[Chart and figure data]
● ● ●

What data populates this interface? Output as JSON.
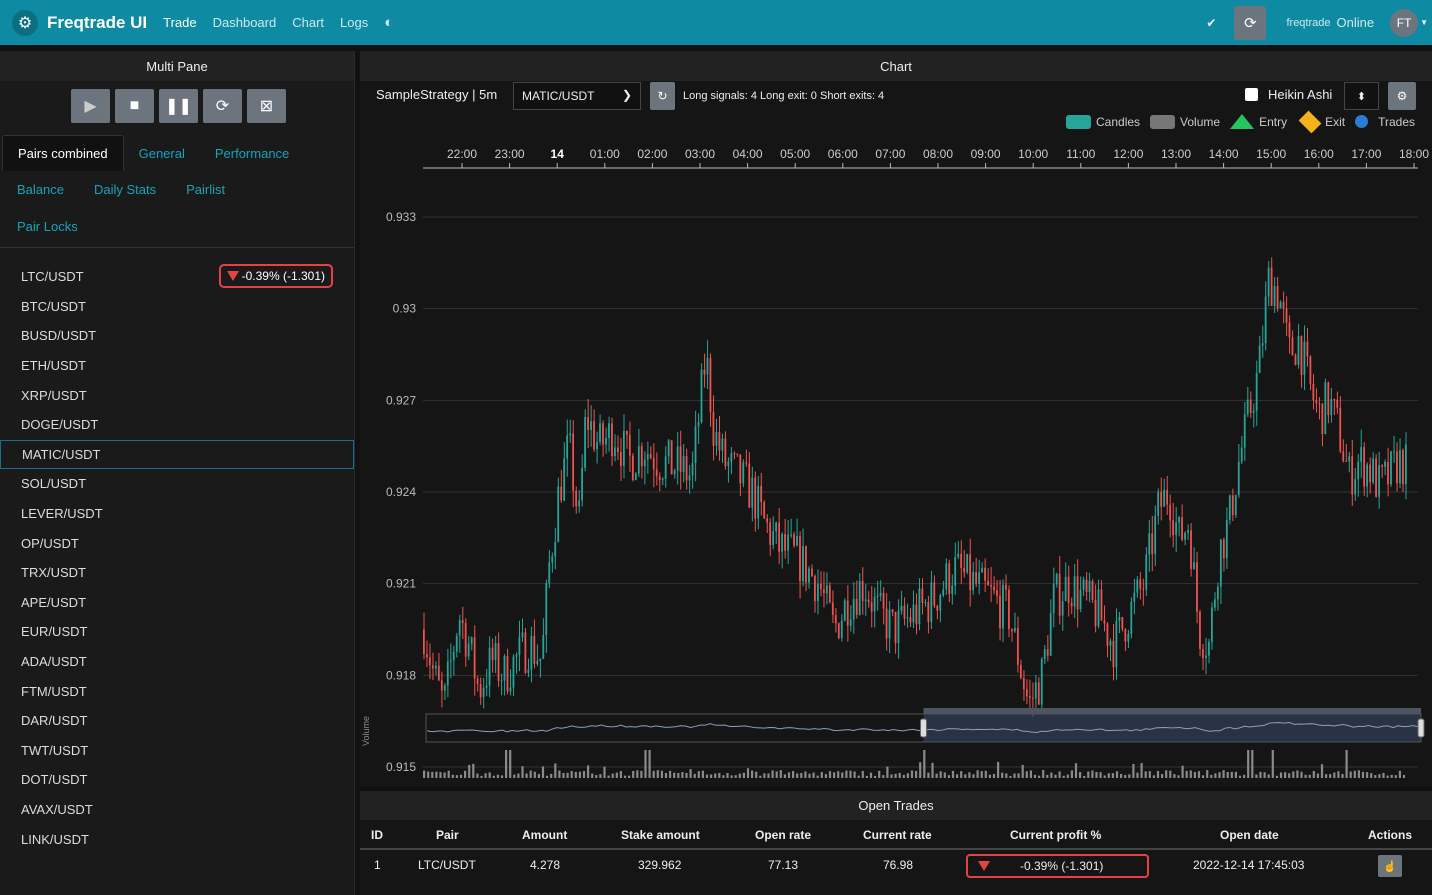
{
  "navbar": {
    "brand": "Freqtrade UI",
    "links": [
      "Trade",
      "Dashboard",
      "Chart",
      "Logs"
    ],
    "bot_name": "freqtrade",
    "status": "Online",
    "avatar": "FT",
    "bg_color": "#0e8ba3"
  },
  "left_pane": {
    "title": "Multi Pane",
    "controls": [
      "play-icon",
      "stop-icon",
      "pause-icon",
      "reload-icon",
      "force-exit-icon"
    ],
    "tabs": [
      "Pairs combined",
      "General",
      "Performance"
    ],
    "subtabs": [
      "Balance",
      "Daily Stats",
      "Pairlist",
      "Pair Locks"
    ],
    "pairs": [
      "LTC/USDT",
      "BTC/USDT",
      "BUSD/USDT",
      "ETH/USDT",
      "XRP/USDT",
      "DOGE/USDT",
      "MATIC/USDT",
      "SOL/USDT",
      "LEVER/USDT",
      "OP/USDT",
      "TRX/USDT",
      "APE/USDT",
      "EUR/USDT",
      "ADA/USDT",
      "FTM/USDT",
      "DAR/USDT",
      "TWT/USDT",
      "DOT/USDT",
      "AVAX/USDT",
      "LINK/USDT"
    ],
    "selected_pair": "MATIC/USDT",
    "ltc_profit": "-0.39% (-1.301)"
  },
  "chart_pane": {
    "title": "Chart",
    "strategy": "SampleStrategy | 5m",
    "pair": "MATIC/USDT",
    "signals": "Long signals: 4   Long exit: 0   Short exits: 4",
    "heikin_ashi": "Heikin Ashi",
    "legend": [
      "Candles",
      "Volume",
      "Entry",
      "Exit",
      "Trades"
    ],
    "volume_axis": "Volume",
    "colors": {
      "up": "#26a69a",
      "down": "#ef5350",
      "entry": "#22c55e",
      "exit": "#f5b21b",
      "trades": "#2b7bd8"
    }
  },
  "chart_data": {
    "type": "candlestick",
    "x_ticks": [
      "22:00",
      "23:00",
      "14",
      "01:00",
      "02:00",
      "03:00",
      "04:00",
      "05:00",
      "06:00",
      "07:00",
      "08:00",
      "09:00",
      "10:00",
      "11:00",
      "12:00",
      "13:00",
      "14:00",
      "15:00",
      "16:00",
      "17:00",
      "18:00"
    ],
    "y_ticks": [
      "0.933",
      "0.93",
      "0.927",
      "0.924",
      "0.921",
      "0.918",
      "0.915"
    ],
    "ylim": [
      0.915,
      0.933
    ],
    "close_path": [
      [
        0,
        0.9195
      ],
      [
        10,
        0.918
      ],
      [
        20,
        0.917
      ],
      [
        35,
        0.92
      ],
      [
        45,
        0.919
      ],
      [
        55,
        0.9175
      ],
      [
        68,
        0.9185
      ],
      [
        80,
        0.918
      ],
      [
        92,
        0.9185
      ],
      [
        105,
        0.919
      ],
      [
        118,
        0.9185
      ],
      [
        125,
        0.9215
      ],
      [
        135,
        0.924
      ],
      [
        145,
        0.9255
      ],
      [
        155,
        0.923
      ],
      [
        162,
        0.9265
      ],
      [
        175,
        0.9255
      ],
      [
        190,
        0.926
      ],
      [
        205,
        0.925
      ],
      [
        220,
        0.9255
      ],
      [
        235,
        0.925
      ],
      [
        255,
        0.9248
      ],
      [
        268,
        0.9245
      ],
      [
        282,
        0.9285
      ],
      [
        290,
        0.926
      ],
      [
        300,
        0.925
      ],
      [
        315,
        0.9245
      ],
      [
        328,
        0.924
      ],
      [
        340,
        0.923
      ],
      [
        355,
        0.9222
      ],
      [
        375,
        0.9218
      ],
      [
        395,
        0.921
      ],
      [
        410,
        0.9195
      ],
      [
        425,
        0.9205
      ],
      [
        440,
        0.921
      ],
      [
        455,
        0.92
      ],
      [
        470,
        0.9195
      ],
      [
        490,
        0.92
      ],
      [
        510,
        0.9205
      ],
      [
        530,
        0.9215
      ],
      [
        550,
        0.921
      ],
      [
        570,
        0.9205
      ],
      [
        585,
        0.92
      ],
      [
        595,
        0.9185
      ],
      [
        605,
        0.917
      ],
      [
        618,
        0.918
      ],
      [
        630,
        0.9205
      ],
      [
        645,
        0.921
      ],
      [
        660,
        0.9205
      ],
      [
        675,
        0.92
      ],
      [
        690,
        0.919
      ],
      [
        705,
        0.92
      ],
      [
        720,
        0.921
      ],
      [
        735,
        0.9235
      ],
      [
        745,
        0.924
      ],
      [
        755,
        0.9225
      ],
      [
        765,
        0.923
      ],
      [
        775,
        0.9195
      ],
      [
        785,
        0.919
      ],
      [
        795,
        0.922
      ],
      [
        805,
        0.923
      ],
      [
        815,
        0.925
      ],
      [
        825,
        0.9265
      ],
      [
        835,
        0.928
      ],
      [
        845,
        0.931
      ],
      [
        855,
        0.9305
      ],
      [
        865,
        0.9285
      ],
      [
        875,
        0.929
      ],
      [
        885,
        0.9275
      ],
      [
        895,
        0.9265
      ],
      [
        905,
        0.927
      ],
      [
        915,
        0.926
      ],
      [
        925,
        0.9245
      ],
      [
        935,
        0.925
      ],
      [
        945,
        0.9248
      ],
      [
        955,
        0.9242
      ],
      [
        965,
        0.9245
      ],
      [
        975,
        0.925
      ],
      [
        985,
        0.9248
      ],
      [
        995,
        0.9245
      ]
    ],
    "volume_spike_x": [
      84,
      224,
      500,
      826,
      848,
      922
    ],
    "navigator_range": [
      0.5,
      1.0
    ]
  },
  "trades": {
    "title": "Open Trades",
    "columns": [
      "ID",
      "Pair",
      "Amount",
      "Stake amount",
      "Open rate",
      "Current rate",
      "Current profit %",
      "Open date",
      "Actions"
    ],
    "rows": [
      {
        "id": "1",
        "pair": "LTC/USDT",
        "amount": "4.278",
        "stake": "329.962",
        "open_rate": "77.13",
        "current_rate": "76.98",
        "profit": "-0.39% (-1.301)",
        "open_date": "2022-12-14 17:45:03"
      }
    ]
  }
}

● ● ●

Go through the listing above and quote it exactly, apart from its images.

• **Output below**:
What data populates this interface? Output as JSON.
{
  "navbar": {
    "brand": "Freqtrade UI",
    "links": [
      "Trade",
      "Dashboard",
      "Chart",
      "Logs"
    ],
    "bot_name": "freqtrade",
    "status": "Online",
    "avatar": "FT",
    "bg_color": "#0e8ba3"
  },
  "left_pane": {
    "title": "Multi Pane",
    "controls": [
      "play-icon",
      "stop-icon",
      "pause-icon",
      "reload-icon",
      "force-exit-icon"
    ],
    "tabs": [
      "Pairs combined",
      "General",
      "Performance"
    ],
    "subtabs": [
      "Balance",
      "Daily Stats",
      "Pairlist",
      "Pair Locks"
    ],
    "pairs": [
      "LTC/USDT",
      "BTC/USDT",
      "BUSD/USDT",
      "ETH/USDT",
      "XRP/USDT",
      "DOGE/USDT",
      "MATIC/USDT",
      "SOL/USDT",
      "LEVER/USDT",
      "OP/USDT",
      "TRX/USDT",
      "APE/USDT",
      "EUR/USDT",
      "ADA/USDT",
      "FTM/USDT",
      "DAR/USDT",
      "TWT/USDT",
      "DOT/USDT",
      "AVAX/USDT",
      "LINK/USDT"
    ],
    "selected_pair": "MATIC/USDT",
    "ltc_profit": "-0.39% (-1.301)"
  },
  "chart_pane": {
    "title": "Chart",
    "strategy": "SampleStrategy | 5m",
    "pair": "MATIC/USDT",
    "signals": "Long signals: 4   Long exit: 0   Short exits: 4",
    "heikin_ashi": "Heikin Ashi",
    "legend": [
      "Candles",
      "Volume",
      "Entry",
      "Exit",
      "Trades"
    ],
    "volume_axis": "Volume",
    "colors": {
      "up": "#26a69a",
      "down": "#ef5350",
      "entry": "#22c55e",
      "exit": "#f5b21b",
      "trades": "#2b7bd8"
    }
  },
  "chart_data": {
    "type": "candlestick",
    "x_ticks": [
      "22:00",
      "23:00",
      "14",
      "01:00",
      "02:00",
      "03:00",
      "04:00",
      "05:00",
      "06:00",
      "07:00",
      "08:00",
      "09:00",
      "10:00",
      "11:00",
      "12:00",
      "13:00",
      "14:00",
      "15:00",
      "16:00",
      "17:00",
      "18:00"
    ],
    "y_ticks": [
      "0.933",
      "0.93",
      "0.927",
      "0.924",
      "0.921",
      "0.918",
      "0.915"
    ],
    "ylim": [
      0.915,
      0.933
    ],
    "close_path": [
      [
        0,
        0.9195
      ],
      [
        10,
        0.918
      ],
      [
        20,
        0.917
      ],
      [
        35,
        0.92
      ],
      [
        45,
        0.919
      ],
      [
        55,
        0.9175
      ],
      [
        68,
        0.9185
      ],
      [
        80,
        0.918
      ],
      [
        92,
        0.9185
      ],
      [
        105,
        0.919
      ],
      [
        118,
        0.9185
      ],
      [
        125,
        0.9215
      ],
      [
        135,
        0.924
      ],
      [
        145,
        0.9255
      ],
      [
        155,
        0.923
      ],
      [
        162,
        0.9265
      ],
      [
        175,
        0.9255
      ],
      [
        190,
        0.926
      ],
      [
        205,
        0.925
      ],
      [
        220,
        0.9255
      ],
      [
        235,
        0.925
      ],
      [
        255,
        0.9248
      ],
      [
        268,
        0.9245
      ],
      [
        282,
        0.9285
      ],
      [
        290,
        0.926
      ],
      [
        300,
        0.925
      ],
      [
        315,
        0.9245
      ],
      [
        328,
        0.924
      ],
      [
        340,
        0.923
      ],
      [
        355,
        0.9222
      ],
      [
        375,
        0.9218
      ],
      [
        395,
        0.921
      ],
      [
        410,
        0.9195
      ],
      [
        425,
        0.9205
      ],
      [
        440,
        0.921
      ],
      [
        455,
        0.92
      ],
      [
        470,
        0.9195
      ],
      [
        490,
        0.92
      ],
      [
        510,
        0.9205
      ],
      [
        530,
        0.9215
      ],
      [
        550,
        0.921
      ],
      [
        570,
        0.9205
      ],
      [
        585,
        0.92
      ],
      [
        595,
        0.9185
      ],
      [
        605,
        0.917
      ],
      [
        618,
        0.918
      ],
      [
        630,
        0.9205
      ],
      [
        645,
        0.921
      ],
      [
        660,
        0.9205
      ],
      [
        675,
        0.92
      ],
      [
        690,
        0.919
      ],
      [
        705,
        0.92
      ],
      [
        720,
        0.921
      ],
      [
        735,
        0.9235
      ],
      [
        745,
        0.924
      ],
      [
        755,
        0.9225
      ],
      [
        765,
        0.923
      ],
      [
        775,
        0.9195
      ],
      [
        785,
        0.919
      ],
      [
        795,
        0.922
      ],
      [
        805,
        0.923
      ],
      [
        815,
        0.925
      ],
      [
        825,
        0.9265
      ],
      [
        835,
        0.928
      ],
      [
        845,
        0.931
      ],
      [
        855,
        0.9305
      ],
      [
        865,
        0.9285
      ],
      [
        875,
        0.929
      ],
      [
        885,
        0.9275
      ],
      [
        895,
        0.9265
      ],
      [
        905,
        0.927
      ],
      [
        915,
        0.926
      ],
      [
        925,
        0.9245
      ],
      [
        935,
        0.925
      ],
      [
        945,
        0.9248
      ],
      [
        955,
        0.9242
      ],
      [
        965,
        0.9245
      ],
      [
        975,
        0.925
      ],
      [
        985,
        0.9248
      ],
      [
        995,
        0.9245
      ]
    ],
    "volume_spike_x": [
      84,
      224,
      500,
      826,
      848,
      922
    ],
    "navigator_range": [
      0.5,
      1.0
    ]
  },
  "trades": {
    "title": "Open Trades",
    "columns": [
      "ID",
      "Pair",
      "Amount",
      "Stake amount",
      "Open rate",
      "Current rate",
      "Current profit %",
      "Open date",
      "Actions"
    ],
    "rows": [
      {
        "id": "1",
        "pair": "LTC/USDT",
        "amount": "4.278",
        "stake": "329.962",
        "open_rate": "77.13",
        "current_rate": "76.98",
        "profit": "-0.39% (-1.301)",
        "open_date": "2022-12-14 17:45:03"
      }
    ]
  }
}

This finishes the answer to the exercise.